[Recorded data]
----

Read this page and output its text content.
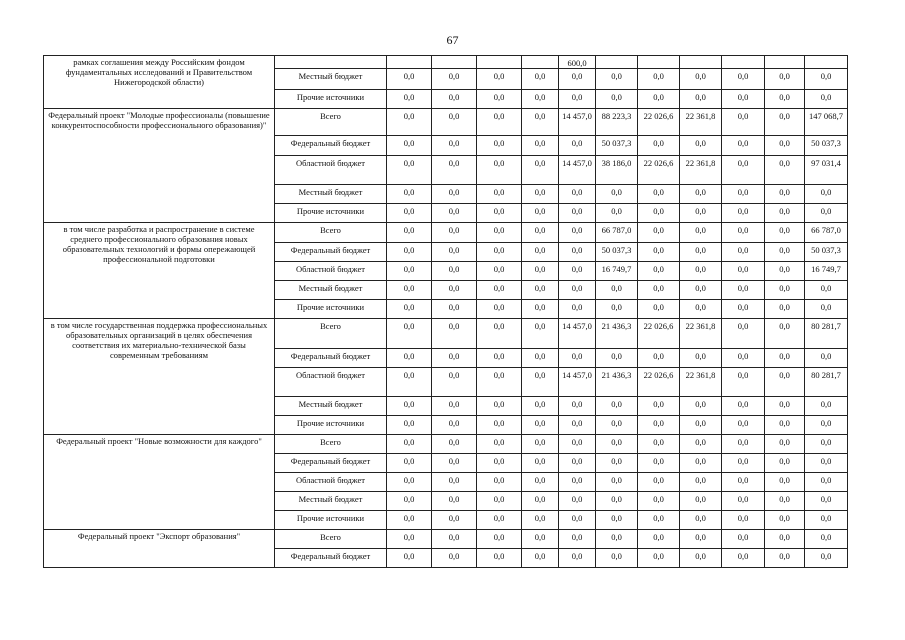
67
рамках соглашения между Российским фондом фундаментальных исследований и Правительством Нижегородской области)						600,0						
	Местный бюджет	0,0	0,0	0,0	0,0	0,0	0,0	0,0	0,0	0,0	0,0	0,0
	Прочие источники	0,0	0,0	0,0	0,0	0,0	0,0	0,0	0,0	0,0	0,0	0,0
Федеральный проект "Молодые профессионалы (повышение конкурентоспособности профессионального образования)"	Всего	0,0	0,0	0,0	0,0	14 457,0	88 223,3	22 026,6	22 361,8	0,0	0,0	147 068,7
	Федеральный бюджет	0,0	0,0	0,0	0,0	0,0	50 037,3	0,0	0,0	0,0	0,0	50 037,3
	Областной бюджет	0,0	0,0	0,0	0,0	14 457,0	38 186,0	22 026,6	22 361,8	0,0	0,0	97 031,4
	Местный бюджет	0,0	0,0	0,0	0,0	0,0	0,0	0,0	0,0	0,0	0,0	0,0
	Прочие источники	0,0	0,0	0,0	0,0	0,0	0,0	0,0	0,0	0,0	0,0	0,0
в том числе разработка и распространение в системе среднего профессионального образования новых образовательных технологий и формы опережающей профессиональной подготовки	Всего	0,0	0,0	0,0	0,0	0,0	66 787,0	0,0	0,0	0,0	0,0	66 787,0
	Федеральный бюджет	0,0	0,0	0,0	0,0	0,0	50 037,3	0,0	0,0	0,0	0,0	50 037,3
	Областной бюджет	0,0	0,0	0,0	0,0	0,0	16 749,7	0,0	0,0	0,0	0,0	16 749,7
	Местный бюджет	0,0	0,0	0,0	0,0	0,0	0,0	0,0	0,0	0,0	0,0	0,0
	Прочие источники	0,0	0,0	0,0	0,0	0,0	0,0	0,0	0,0	0,0	0,0	0,0
в том числе государственная поддержка профессиональных образовательных организаций в целях обеспечения соответствия их материально-технической базы современным требованиям	Всего	0,0	0,0	0,0	0,0	14 457,0	21 436,3	22 026,6	22 361,8	0,0	0,0	80 281,7
	Федеральный бюджет	0,0	0,0	0,0	0,0	0,0	0,0	0,0	0,0	0,0	0,0	0,0
	Областной бюджет	0,0	0,0	0,0	0,0	14 457,0	21 436,3	22 026,6	22 361,8	0,0	0,0	80 281,7
	Местный бюджет	0,0	0,0	0,0	0,0	0,0	0,0	0,0	0,0	0,0	0,0	0,0
	Прочие источники	0,0	0,0	0,0	0,0	0,0	0,0	0,0	0,0	0,0	0,0	0,0
Федеральный проект "Новые возможности для каждого"	Всего	0,0	0,0	0,0	0,0	0,0	0,0	0,0	0,0	0,0	0,0	0,0
	Федеральный бюджет	0,0	0,0	0,0	0,0	0,0	0,0	0,0	0,0	0,0	0,0	0,0
	Областной бюджет	0,0	0,0	0,0	0,0	0,0	0,0	0,0	0,0	0,0	0,0	0,0
	Местный бюджет	0,0	0,0	0,0	0,0	0,0	0,0	0,0	0,0	0,0	0,0	0,0
	Прочие источники	0,0	0,0	0,0	0,0	0,0	0,0	0,0	0,0	0,0	0,0	0,0
Федеральный проект "Экспорт образования"	Всего	0,0	0,0	0,0	0,0	0,0	0,0	0,0	0,0	0,0	0,0	0,0
	Федеральный бюджет	0,0	0,0	0,0	0,0	0,0	0,0	0,0	0,0	0,0	0,0	0,0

----

WORK TO DO:
Your task is an exact transcription of all the data, minus the pictures.

WRITTEN ANSWER:
Read this page and output its text content.
67
рамках соглашения между Российским фондом фундаментальных исследований и Правительством Нижегородской области)						600,0						
	Местный бюджет	0,0	0,0	0,0	0,0	0,0	0,0	0,0	0,0	0,0	0,0	0,0
	Прочие источники	0,0	0,0	0,0	0,0	0,0	0,0	0,0	0,0	0,0	0,0	0,0
Федеральный проект "Молодые профессионалы (повышение конкурентоспособности профессионального образования)"	Всего	0,0	0,0	0,0	0,0	14 457,0	88 223,3	22 026,6	22 361,8	0,0	0,0	147 068,7
	Федеральный бюджет	0,0	0,0	0,0	0,0	0,0	50 037,3	0,0	0,0	0,0	0,0	50 037,3
	Областной бюджет	0,0	0,0	0,0	0,0	14 457,0	38 186,0	22 026,6	22 361,8	0,0	0,0	97 031,4
	Местный бюджет	0,0	0,0	0,0	0,0	0,0	0,0	0,0	0,0	0,0	0,0	0,0
	Прочие источники	0,0	0,0	0,0	0,0	0,0	0,0	0,0	0,0	0,0	0,0	0,0
в том числе разработка и распространение в системе среднего профессионального образования новых образовательных технологий и формы опережающей профессиональной подготовки	Всего	0,0	0,0	0,0	0,0	0,0	66 787,0	0,0	0,0	0,0	0,0	66 787,0
	Федеральный бюджет	0,0	0,0	0,0	0,0	0,0	50 037,3	0,0	0,0	0,0	0,0	50 037,3
	Областной бюджет	0,0	0,0	0,0	0,0	0,0	16 749,7	0,0	0,0	0,0	0,0	16 749,7
	Местный бюджет	0,0	0,0	0,0	0,0	0,0	0,0	0,0	0,0	0,0	0,0	0,0
	Прочие источники	0,0	0,0	0,0	0,0	0,0	0,0	0,0	0,0	0,0	0,0	0,0
в том числе государственная поддержка профессиональных образовательных организаций в целях обеспечения соответствия их материально-технической базы современным требованиям	Всего	0,0	0,0	0,0	0,0	14 457,0	21 436,3	22 026,6	22 361,8	0,0	0,0	80 281,7
	Федеральный бюджет	0,0	0,0	0,0	0,0	0,0	0,0	0,0	0,0	0,0	0,0	0,0
	Областной бюджет	0,0	0,0	0,0	0,0	14 457,0	21 436,3	22 026,6	22 361,8	0,0	0,0	80 281,7
	Местный бюджет	0,0	0,0	0,0	0,0	0,0	0,0	0,0	0,0	0,0	0,0	0,0
	Прочие источники	0,0	0,0	0,0	0,0	0,0	0,0	0,0	0,0	0,0	0,0	0,0
Федеральный проект "Новые возможности для каждого"	Всего	0,0	0,0	0,0	0,0	0,0	0,0	0,0	0,0	0,0	0,0	0,0
	Федеральный бюджет	0,0	0,0	0,0	0,0	0,0	0,0	0,0	0,0	0,0	0,0	0,0
	Областной бюджет	0,0	0,0	0,0	0,0	0,0	0,0	0,0	0,0	0,0	0,0	0,0
	Местный бюджет	0,0	0,0	0,0	0,0	0,0	0,0	0,0	0,0	0,0	0,0	0,0
	Прочие источники	0,0	0,0	0,0	0,0	0,0	0,0	0,0	0,0	0,0	0,0	0,0
Федеральный проект "Экспорт образования"	Всего	0,0	0,0	0,0	0,0	0,0	0,0	0,0	0,0	0,0	0,0	0,0
	Федеральный бюджет	0,0	0,0	0,0	0,0	0,0	0,0	0,0	0,0	0,0	0,0	0,0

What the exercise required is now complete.